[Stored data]
========================

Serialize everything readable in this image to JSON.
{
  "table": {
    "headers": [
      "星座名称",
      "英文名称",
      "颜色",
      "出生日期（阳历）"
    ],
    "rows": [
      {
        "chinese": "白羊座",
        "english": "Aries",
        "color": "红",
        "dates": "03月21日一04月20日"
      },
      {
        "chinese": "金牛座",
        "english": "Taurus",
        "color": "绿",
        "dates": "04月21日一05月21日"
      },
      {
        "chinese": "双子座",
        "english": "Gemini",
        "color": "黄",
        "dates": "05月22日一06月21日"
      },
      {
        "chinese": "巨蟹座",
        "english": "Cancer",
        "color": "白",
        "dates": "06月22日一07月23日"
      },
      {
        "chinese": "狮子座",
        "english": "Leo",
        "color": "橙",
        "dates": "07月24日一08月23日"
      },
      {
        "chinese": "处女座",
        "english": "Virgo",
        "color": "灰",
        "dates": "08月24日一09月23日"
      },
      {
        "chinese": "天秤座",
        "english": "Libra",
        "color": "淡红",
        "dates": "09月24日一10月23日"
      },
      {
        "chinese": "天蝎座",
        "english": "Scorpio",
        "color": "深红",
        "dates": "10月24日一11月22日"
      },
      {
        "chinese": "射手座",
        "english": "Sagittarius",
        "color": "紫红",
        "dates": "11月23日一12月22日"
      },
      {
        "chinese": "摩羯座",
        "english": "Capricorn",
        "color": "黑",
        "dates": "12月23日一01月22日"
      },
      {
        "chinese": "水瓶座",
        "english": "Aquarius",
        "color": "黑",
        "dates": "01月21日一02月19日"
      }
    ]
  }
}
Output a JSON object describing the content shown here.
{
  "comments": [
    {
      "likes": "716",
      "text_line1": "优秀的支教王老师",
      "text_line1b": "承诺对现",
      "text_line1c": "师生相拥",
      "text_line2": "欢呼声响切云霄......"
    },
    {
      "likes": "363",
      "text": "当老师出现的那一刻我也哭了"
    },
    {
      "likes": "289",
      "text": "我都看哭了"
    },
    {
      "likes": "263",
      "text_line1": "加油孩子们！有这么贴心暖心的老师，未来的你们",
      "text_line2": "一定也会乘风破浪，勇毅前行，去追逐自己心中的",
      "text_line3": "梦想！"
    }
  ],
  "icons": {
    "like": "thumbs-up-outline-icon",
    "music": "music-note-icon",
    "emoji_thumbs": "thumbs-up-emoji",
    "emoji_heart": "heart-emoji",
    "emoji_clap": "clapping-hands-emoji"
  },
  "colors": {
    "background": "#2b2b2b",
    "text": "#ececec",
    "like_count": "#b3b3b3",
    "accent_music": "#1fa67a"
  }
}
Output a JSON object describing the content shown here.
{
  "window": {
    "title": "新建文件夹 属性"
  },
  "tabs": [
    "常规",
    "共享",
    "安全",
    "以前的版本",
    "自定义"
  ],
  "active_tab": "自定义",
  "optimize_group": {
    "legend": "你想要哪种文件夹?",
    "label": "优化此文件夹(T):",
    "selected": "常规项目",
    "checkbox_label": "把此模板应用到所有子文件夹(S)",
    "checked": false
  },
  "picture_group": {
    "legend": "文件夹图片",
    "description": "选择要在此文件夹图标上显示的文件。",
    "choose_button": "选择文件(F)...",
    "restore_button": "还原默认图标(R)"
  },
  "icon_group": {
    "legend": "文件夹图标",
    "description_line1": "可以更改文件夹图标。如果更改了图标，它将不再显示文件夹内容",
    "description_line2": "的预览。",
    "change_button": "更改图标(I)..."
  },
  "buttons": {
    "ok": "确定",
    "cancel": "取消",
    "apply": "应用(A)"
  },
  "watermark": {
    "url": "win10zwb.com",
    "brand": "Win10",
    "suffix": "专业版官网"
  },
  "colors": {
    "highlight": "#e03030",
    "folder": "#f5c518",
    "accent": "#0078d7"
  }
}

========================

* _GIVEN INSTRUCTION_
Find the lines containing "likes" and pull them out.

* _RESPONSE BELOW_
      "likes": "716",
      "likes": "363",
      "likes": "289",
      "likes": "263",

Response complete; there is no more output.